TASK OBJECTIVE
List, from the lines below, each one with "Aplicada" in it.

-- DATASET RECORDS start --

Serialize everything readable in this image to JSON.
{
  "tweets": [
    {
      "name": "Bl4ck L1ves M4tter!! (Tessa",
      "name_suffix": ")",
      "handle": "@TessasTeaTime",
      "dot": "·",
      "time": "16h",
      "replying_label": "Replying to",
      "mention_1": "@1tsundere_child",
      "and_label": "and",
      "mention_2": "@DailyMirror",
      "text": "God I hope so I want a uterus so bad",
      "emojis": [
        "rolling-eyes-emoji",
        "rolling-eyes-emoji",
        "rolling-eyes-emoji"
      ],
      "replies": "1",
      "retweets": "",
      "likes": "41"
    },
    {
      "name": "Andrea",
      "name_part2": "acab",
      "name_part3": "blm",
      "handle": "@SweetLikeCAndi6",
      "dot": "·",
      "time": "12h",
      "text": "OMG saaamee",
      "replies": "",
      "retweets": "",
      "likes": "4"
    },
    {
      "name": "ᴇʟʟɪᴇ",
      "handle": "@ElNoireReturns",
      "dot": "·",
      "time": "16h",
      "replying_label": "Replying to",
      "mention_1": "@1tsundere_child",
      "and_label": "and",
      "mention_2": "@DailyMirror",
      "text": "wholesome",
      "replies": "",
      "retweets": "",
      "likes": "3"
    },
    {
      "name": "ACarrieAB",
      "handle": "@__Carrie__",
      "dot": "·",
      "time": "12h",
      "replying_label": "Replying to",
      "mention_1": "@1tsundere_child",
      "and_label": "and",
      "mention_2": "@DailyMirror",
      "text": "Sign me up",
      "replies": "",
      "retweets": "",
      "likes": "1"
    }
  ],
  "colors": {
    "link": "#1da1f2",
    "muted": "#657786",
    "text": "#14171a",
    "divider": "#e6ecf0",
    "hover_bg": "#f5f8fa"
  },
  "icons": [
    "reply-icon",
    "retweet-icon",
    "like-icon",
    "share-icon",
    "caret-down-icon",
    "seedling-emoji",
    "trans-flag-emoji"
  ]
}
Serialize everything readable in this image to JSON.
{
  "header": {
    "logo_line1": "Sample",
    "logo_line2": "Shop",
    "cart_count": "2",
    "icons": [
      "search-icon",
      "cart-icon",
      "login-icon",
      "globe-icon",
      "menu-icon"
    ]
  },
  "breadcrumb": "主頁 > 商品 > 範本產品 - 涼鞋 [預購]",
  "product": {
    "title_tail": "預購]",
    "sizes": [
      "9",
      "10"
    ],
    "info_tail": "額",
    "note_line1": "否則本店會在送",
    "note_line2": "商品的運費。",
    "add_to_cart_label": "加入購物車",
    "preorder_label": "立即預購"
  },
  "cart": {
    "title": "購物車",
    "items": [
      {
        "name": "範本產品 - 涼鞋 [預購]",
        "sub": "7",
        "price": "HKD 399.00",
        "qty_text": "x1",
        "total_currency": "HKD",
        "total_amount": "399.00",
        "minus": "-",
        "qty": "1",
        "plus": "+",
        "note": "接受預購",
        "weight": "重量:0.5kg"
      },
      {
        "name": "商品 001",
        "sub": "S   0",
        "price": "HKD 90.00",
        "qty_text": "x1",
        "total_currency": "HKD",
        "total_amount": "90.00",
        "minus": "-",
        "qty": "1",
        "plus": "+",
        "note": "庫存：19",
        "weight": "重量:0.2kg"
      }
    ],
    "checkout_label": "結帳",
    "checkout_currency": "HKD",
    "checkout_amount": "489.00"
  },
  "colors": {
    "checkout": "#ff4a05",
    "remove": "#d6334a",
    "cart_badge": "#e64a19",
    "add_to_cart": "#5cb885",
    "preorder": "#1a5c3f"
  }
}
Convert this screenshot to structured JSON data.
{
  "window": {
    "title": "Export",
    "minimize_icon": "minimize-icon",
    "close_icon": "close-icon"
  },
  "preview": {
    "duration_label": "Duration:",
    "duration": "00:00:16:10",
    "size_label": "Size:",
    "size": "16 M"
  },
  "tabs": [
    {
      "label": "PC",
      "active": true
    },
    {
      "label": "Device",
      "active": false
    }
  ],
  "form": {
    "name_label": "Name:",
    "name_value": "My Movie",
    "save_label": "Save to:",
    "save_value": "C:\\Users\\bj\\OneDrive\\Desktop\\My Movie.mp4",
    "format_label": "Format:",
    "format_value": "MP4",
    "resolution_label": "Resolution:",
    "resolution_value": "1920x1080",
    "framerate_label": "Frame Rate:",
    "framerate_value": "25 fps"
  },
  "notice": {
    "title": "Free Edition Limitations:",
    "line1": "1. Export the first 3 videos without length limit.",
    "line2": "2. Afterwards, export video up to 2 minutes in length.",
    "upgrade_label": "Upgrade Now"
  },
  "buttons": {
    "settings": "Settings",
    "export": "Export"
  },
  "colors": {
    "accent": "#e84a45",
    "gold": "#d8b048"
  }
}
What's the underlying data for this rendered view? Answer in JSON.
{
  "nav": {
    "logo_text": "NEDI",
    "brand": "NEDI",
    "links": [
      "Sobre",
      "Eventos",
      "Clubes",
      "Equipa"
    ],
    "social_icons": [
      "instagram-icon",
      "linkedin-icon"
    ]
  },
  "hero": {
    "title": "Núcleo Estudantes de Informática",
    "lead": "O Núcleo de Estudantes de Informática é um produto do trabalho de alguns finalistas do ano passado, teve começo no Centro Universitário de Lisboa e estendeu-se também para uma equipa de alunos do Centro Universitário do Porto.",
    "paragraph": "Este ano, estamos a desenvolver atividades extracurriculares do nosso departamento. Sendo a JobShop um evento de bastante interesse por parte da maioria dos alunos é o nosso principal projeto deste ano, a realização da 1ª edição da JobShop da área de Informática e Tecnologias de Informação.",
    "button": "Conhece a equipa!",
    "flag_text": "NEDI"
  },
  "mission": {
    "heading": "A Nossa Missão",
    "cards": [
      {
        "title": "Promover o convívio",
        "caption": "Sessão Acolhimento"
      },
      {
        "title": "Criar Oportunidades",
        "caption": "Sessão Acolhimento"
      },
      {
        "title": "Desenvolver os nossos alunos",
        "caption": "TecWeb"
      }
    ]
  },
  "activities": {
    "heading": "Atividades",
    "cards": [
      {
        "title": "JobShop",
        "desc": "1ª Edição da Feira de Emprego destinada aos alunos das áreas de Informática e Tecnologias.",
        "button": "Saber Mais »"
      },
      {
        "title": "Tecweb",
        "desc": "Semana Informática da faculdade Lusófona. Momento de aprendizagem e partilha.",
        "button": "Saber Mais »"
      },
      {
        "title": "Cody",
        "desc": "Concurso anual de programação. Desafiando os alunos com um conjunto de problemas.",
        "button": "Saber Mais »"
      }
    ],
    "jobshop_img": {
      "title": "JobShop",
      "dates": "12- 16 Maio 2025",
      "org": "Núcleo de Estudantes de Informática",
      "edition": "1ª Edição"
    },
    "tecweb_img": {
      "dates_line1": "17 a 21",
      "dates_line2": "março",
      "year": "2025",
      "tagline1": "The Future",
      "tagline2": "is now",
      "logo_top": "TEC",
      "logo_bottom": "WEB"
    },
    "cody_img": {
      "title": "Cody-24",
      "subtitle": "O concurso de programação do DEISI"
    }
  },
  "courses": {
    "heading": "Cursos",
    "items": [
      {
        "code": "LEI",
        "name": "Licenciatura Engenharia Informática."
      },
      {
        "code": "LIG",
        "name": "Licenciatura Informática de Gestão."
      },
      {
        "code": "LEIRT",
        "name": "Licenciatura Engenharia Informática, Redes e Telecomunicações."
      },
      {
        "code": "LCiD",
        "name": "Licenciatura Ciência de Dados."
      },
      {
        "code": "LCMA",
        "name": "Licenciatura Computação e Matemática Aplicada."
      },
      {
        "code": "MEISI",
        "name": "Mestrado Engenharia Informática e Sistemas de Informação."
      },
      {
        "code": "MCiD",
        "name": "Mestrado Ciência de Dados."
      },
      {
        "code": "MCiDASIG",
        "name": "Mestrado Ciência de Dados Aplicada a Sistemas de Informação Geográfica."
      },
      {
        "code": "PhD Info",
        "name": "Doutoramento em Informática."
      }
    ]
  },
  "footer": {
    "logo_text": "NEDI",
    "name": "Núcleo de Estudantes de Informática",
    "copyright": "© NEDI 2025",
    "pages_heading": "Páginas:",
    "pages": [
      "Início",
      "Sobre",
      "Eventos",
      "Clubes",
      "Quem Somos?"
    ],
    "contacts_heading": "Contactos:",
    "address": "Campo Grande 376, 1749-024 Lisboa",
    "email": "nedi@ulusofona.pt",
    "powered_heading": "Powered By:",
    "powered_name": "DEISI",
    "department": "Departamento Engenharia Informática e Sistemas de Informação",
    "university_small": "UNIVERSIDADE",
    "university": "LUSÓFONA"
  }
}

-- DATASET RECORDS end --

SOLUTION TO THE EXERCISE
        "name": "Licenciatura Computação e Matemática Aplicada."
        "name": "Mestrado Ciência de Dados Aplicada a Sistemas de Informação Geográfica."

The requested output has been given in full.